** Requirement **
Give back every line exactly as it appears, pictures excluded.

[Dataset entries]
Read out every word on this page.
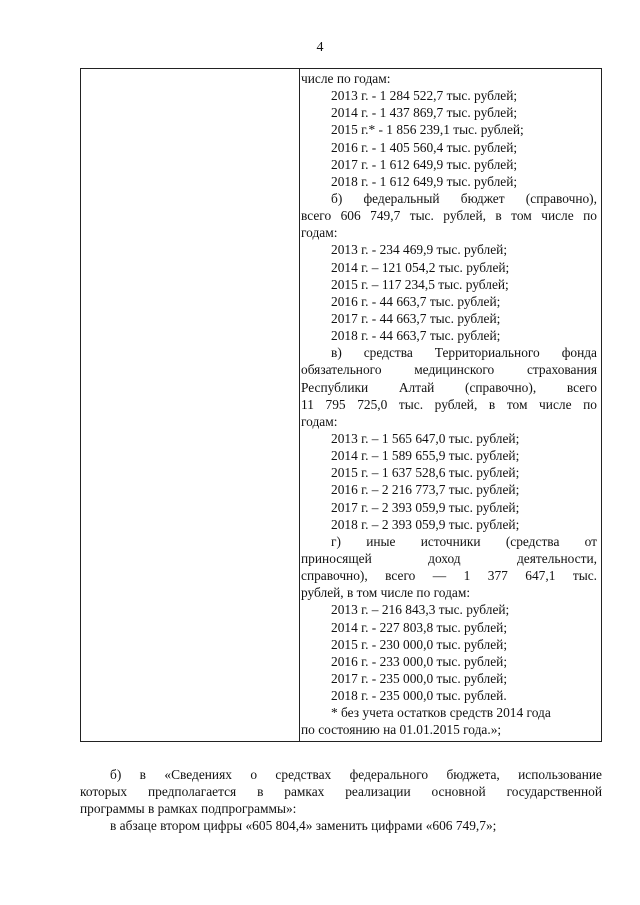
4
числе по годам:
2013 г. - 1 284 522,7 тыс. рублей;
2014 г. - 1 437 869,7 тыс. рублей;
2015 г.* - 1 856 239,1 тыс. рублей;
2016 г. - 1 405 560,4 тыс. рублей;
2017 г. - 1 612 649,9 тыс. рублей;
2018 г. - 1 612 649,9 тыс. рублей;
б) федеральный бюджет (справочно),
всего 606 749,7 тыс. рублей, в том числе по
годам:
2013 г. - 234 469,9 тыс. рублей;
2014 г. – 121 054,2 тыс. рублей;
2015 г. – 117 234,5 тыс. рублей;
2016 г. - 44 663,7 тыс. рублей;
2017 г. - 44 663,7 тыс. рублей;
2018 г. - 44 663,7 тыс. рублей;
в) средства Территориального фонда
обязательного медицинского страхования
Республики Алтай (справочно), всего
11 795 725,0 тыс. рублей, в том числе по
годам:
2013 г. – 1 565 647,0 тыс. рублей;
2014 г. – 1 589 655,9 тыс. рублей;
2015 г. – 1 637 528,6 тыс. рублей;
2016 г. – 2 216 773,7 тыс. рублей;
2017 г. – 2 393 059,9 тыс. рублей;
2018 г. – 2 393 059,9 тыс. рублей;
г) иные источники (средства от
приносящей доход деятельности,
справочно), всего — 1 377 647,1 тыс.
рублей, в том числе по годам:
2013 г. – 216 843,3 тыс. рублей;
2014 г. - 227 803,8 тыс. рублей;
2015 г. - 230 000,0 тыс. рублей;
2016 г. - 233 000,0 тыс. рублей;
2017 г. - 235 000,0 тыс. рублей;
2018 г. - 235 000,0 тыс. рублей.
* без учета остатков средств 2014 года
по состоянию на 01.01.2015 года.»;
б) в «Сведениях о средствах федерального бюджета, использование
которых предполагается в рамках реализации основной государственной
программы в рамках подпрограммы»:
в абзаце втором цифры «605 804,4» заменить цифрами «606 749,7»;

** Written solution **
Read out every word on this page.
4
числе по годам:
2013 г. - 1 284 522,7 тыс. рублей;
2014 г. - 1 437 869,7 тыс. рублей;
2015 г.* - 1 856 239,1 тыс. рублей;
2016 г. - 1 405 560,4 тыс. рублей;
2017 г. - 1 612 649,9 тыс. рублей;
2018 г. - 1 612 649,9 тыс. рублей;
б) федеральный бюджет (справочно),
всего 606 749,7 тыс. рублей, в том числе по
годам:
2013 г. - 234 469,9 тыс. рублей;
2014 г. – 121 054,2 тыс. рублей;
2015 г. – 117 234,5 тыс. рублей;
2016 г. - 44 663,7 тыс. рублей;
2017 г. - 44 663,7 тыс. рублей;
2018 г. - 44 663,7 тыс. рублей;
в) средства Территориального фонда
обязательного медицинского страхования
Республики Алтай (справочно), всего
11 795 725,0 тыс. рублей, в том числе по
годам:
2013 г. – 1 565 647,0 тыс. рублей;
2014 г. – 1 589 655,9 тыс. рублей;
2015 г. – 1 637 528,6 тыс. рублей;
2016 г. – 2 216 773,7 тыс. рублей;
2017 г. – 2 393 059,9 тыс. рублей;
2018 г. – 2 393 059,9 тыс. рублей;
г) иные источники (средства от
приносящей доход деятельности,
справочно), всего — 1 377 647,1 тыс.
рублей, в том числе по годам:
2013 г. – 216 843,3 тыс. рублей;
2014 г. - 227 803,8 тыс. рублей;
2015 г. - 230 000,0 тыс. рублей;
2016 г. - 233 000,0 тыс. рублей;
2017 г. - 235 000,0 тыс. рублей;
2018 г. - 235 000,0 тыс. рублей.
* без учета остатков средств 2014 года
по состоянию на 01.01.2015 года.»;
б) в «Сведениях о средствах федерального бюджета, использование
которых предполагается в рамках реализации основной государственной
программы в рамках подпрограммы»:
в абзаце втором цифры «605 804,4» заменить цифрами «606 749,7»;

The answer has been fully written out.